YOUR TASK: Render everything from the start of the entries down to and including the line containing "- candle-body: [239, 105, 249, 112]" as a Markdown table with the columns No. and Line. Give each line its row number and leave out blank lines.

Begin MATERIAL PROVIDED

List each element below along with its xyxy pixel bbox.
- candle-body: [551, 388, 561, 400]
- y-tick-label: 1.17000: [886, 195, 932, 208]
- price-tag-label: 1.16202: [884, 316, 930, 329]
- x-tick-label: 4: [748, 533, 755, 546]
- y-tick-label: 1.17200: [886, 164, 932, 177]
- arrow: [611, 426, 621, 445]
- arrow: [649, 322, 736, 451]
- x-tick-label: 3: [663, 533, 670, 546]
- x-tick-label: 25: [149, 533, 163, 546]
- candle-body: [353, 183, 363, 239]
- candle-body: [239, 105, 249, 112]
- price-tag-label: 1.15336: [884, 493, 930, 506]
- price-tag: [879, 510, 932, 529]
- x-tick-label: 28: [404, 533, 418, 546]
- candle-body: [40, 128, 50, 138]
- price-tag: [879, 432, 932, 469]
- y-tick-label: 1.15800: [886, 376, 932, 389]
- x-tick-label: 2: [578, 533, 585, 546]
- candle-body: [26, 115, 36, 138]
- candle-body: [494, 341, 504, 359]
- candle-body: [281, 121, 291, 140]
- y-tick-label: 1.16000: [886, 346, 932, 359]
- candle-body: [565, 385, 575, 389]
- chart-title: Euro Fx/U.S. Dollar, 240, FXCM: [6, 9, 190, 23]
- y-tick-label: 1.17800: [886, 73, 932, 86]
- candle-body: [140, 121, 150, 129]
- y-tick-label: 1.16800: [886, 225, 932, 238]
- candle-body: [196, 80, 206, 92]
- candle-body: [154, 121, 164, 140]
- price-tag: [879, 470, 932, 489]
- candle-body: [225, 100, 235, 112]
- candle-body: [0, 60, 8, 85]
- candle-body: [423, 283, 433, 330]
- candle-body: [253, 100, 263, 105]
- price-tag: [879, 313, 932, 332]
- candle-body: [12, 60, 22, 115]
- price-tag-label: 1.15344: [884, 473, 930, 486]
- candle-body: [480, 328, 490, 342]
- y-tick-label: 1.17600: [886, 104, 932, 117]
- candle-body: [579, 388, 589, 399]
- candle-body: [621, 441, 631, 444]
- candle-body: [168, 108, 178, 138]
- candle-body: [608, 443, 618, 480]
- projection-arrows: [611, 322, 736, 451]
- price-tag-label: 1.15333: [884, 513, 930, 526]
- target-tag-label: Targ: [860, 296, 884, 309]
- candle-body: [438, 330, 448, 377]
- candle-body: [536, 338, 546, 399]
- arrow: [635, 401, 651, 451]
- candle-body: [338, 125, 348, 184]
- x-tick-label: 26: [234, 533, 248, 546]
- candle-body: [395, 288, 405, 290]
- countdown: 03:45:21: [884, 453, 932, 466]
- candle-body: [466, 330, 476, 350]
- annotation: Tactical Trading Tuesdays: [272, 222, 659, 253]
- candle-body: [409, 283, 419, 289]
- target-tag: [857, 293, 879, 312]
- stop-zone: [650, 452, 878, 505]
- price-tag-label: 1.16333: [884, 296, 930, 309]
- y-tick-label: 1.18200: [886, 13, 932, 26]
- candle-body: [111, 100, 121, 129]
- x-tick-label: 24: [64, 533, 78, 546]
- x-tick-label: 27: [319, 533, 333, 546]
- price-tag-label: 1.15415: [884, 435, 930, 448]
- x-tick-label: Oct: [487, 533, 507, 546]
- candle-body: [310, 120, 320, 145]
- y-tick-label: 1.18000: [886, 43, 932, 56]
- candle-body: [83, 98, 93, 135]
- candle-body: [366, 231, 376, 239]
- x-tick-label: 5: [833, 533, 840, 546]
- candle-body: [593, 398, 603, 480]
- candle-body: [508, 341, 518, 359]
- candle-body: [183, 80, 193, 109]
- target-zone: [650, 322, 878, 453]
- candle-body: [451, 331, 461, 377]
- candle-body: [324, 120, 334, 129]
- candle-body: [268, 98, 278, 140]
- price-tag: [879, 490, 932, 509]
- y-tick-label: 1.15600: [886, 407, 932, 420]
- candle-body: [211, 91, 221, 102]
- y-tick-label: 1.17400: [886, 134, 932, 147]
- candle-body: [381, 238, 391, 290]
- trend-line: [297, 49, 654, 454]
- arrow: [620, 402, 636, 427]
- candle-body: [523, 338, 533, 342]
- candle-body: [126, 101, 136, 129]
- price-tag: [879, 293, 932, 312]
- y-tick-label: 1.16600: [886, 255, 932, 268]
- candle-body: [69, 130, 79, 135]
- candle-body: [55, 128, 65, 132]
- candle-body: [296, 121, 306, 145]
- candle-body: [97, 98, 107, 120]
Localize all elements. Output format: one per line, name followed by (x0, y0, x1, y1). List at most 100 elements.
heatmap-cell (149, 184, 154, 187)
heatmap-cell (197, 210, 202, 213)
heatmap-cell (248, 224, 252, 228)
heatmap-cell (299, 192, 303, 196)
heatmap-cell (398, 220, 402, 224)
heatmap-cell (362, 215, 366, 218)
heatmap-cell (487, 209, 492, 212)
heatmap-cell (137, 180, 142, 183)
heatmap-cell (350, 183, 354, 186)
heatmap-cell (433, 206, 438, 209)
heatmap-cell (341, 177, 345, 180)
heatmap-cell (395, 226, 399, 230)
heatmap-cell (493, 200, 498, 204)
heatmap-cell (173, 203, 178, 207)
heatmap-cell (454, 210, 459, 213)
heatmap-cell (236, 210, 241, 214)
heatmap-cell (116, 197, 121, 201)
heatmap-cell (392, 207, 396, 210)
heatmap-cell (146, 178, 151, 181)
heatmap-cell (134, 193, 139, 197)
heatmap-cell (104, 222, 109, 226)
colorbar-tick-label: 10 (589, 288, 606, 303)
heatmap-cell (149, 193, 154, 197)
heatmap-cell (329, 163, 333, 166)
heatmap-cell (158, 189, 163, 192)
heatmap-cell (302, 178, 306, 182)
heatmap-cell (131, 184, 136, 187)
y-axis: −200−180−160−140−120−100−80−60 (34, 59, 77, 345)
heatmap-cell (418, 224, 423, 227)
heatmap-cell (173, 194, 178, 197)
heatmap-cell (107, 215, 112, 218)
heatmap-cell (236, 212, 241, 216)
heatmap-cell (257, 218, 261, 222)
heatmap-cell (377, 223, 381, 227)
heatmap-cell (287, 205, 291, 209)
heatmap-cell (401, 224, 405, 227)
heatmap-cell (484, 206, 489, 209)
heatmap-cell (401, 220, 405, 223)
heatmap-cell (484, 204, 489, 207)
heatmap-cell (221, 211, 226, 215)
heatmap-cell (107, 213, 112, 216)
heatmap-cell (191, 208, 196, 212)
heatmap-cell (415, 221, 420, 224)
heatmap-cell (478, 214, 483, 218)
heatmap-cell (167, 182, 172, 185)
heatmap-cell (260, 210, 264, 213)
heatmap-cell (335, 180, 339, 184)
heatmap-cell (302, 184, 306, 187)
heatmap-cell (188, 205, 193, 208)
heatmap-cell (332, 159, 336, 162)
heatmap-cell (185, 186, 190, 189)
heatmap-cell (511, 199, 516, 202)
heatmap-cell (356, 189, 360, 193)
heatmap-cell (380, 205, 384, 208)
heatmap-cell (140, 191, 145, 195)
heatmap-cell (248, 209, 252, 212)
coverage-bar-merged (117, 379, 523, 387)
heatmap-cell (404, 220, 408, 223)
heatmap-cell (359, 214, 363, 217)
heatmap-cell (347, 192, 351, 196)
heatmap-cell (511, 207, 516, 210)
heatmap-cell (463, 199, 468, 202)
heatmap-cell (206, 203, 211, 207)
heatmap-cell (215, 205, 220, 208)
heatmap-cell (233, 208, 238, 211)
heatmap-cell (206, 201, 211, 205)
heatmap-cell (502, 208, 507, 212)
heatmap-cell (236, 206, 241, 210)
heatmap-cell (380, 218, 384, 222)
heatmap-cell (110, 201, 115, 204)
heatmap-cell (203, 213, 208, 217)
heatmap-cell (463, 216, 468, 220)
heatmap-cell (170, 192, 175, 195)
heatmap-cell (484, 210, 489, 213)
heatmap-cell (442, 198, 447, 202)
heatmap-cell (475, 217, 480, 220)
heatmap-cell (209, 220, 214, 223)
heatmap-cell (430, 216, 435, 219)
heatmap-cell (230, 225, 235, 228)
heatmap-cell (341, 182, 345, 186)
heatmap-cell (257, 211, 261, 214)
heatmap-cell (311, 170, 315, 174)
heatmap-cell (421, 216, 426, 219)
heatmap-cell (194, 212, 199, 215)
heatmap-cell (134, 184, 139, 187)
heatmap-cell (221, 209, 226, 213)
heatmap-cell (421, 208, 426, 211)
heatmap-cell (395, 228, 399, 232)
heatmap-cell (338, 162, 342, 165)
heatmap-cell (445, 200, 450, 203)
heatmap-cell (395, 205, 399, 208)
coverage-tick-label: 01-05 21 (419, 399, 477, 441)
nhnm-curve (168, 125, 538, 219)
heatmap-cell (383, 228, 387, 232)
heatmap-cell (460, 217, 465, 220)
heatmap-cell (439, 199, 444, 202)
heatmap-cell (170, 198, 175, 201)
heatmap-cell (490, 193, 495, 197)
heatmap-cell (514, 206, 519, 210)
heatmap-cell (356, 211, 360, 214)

End MATERIAL PROVIDED

SOLUTION FOR THIS PROBLEM:
| No. | Line |
|---|---|
| 1 | List each element below along with its xyxy pixel bbox. |
| 2 | - candle-body: [551, 388, 561, 400] |
| 3 | - y-tick-label: 1.17000: [886, 195, 932, 208] |
| 4 | - price-tag-label: 1.16202: [884, 316, 930, 329] |
| 5 | - x-tick-label: 4: [748, 533, 755, 546] |
| 6 | - y-tick-label: 1.17200: [886, 164, 932, 177] |
| 7 | - arrow: [611, 426, 621, 445] |
| 8 | - arrow: [649, 322, 736, 451] |
| 9 | - x-tick-label: 3: [663, 533, 670, 546] |
| 10 | - x-tick-label: 25: [149, 533, 163, 546] |
| 11 | - candle-body: [353, 183, 363, 239] |
| 12 | - candle-body: [239, 105, 249, 112] |